(Saved entries)
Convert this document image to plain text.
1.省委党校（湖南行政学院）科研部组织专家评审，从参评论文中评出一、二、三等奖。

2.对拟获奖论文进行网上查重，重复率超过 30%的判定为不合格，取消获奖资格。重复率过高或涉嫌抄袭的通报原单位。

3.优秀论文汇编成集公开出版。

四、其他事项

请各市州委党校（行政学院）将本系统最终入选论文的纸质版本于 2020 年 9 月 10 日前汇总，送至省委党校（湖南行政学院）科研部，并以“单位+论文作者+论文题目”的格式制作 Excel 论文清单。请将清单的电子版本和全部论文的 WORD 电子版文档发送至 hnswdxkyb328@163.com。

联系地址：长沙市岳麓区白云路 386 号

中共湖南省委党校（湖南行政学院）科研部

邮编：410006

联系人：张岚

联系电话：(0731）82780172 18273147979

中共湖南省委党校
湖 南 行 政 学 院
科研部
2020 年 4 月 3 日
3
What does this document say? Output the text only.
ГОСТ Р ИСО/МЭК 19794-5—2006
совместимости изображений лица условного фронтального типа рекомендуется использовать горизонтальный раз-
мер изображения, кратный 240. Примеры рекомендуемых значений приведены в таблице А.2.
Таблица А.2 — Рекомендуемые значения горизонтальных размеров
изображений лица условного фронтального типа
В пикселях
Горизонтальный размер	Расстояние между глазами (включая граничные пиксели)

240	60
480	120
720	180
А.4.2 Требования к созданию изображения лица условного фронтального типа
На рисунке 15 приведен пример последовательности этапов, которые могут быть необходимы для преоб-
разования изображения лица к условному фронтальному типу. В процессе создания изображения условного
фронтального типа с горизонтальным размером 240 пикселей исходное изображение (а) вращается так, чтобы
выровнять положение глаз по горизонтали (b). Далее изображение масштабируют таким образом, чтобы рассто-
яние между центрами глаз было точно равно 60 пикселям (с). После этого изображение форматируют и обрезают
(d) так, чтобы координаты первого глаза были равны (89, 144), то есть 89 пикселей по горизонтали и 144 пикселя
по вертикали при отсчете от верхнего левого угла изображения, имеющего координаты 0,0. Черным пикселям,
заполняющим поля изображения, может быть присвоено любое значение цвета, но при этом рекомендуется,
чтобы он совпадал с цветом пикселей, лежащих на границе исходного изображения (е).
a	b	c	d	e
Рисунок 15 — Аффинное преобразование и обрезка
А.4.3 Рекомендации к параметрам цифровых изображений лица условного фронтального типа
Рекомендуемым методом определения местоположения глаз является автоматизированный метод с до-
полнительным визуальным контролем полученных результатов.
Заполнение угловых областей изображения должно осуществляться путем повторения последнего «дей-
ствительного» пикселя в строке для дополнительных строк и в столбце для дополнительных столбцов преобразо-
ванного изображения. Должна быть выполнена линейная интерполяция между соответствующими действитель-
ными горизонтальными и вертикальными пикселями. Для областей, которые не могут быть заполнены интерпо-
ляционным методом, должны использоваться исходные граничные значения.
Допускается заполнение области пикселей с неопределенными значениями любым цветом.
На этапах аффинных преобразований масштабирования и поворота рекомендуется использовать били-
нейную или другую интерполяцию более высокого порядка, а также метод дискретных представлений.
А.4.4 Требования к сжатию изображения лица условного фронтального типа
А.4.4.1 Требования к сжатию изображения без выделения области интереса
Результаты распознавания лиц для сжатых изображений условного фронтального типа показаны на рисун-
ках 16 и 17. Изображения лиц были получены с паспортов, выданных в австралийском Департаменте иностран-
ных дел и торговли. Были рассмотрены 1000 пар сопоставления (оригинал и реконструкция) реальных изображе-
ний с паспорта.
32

Task description: Pick out the lines that include the word "координаты" and write them out.

Solved exercise:
(d) так, чтобы координаты первого глаза были равны (89, 144), то есть 89 пикселей по горизонтали и 144 пикселя
по вертикали при отсчете от верхнего левого угла изображения, имеющего координаты 0,0. Черным пикселям,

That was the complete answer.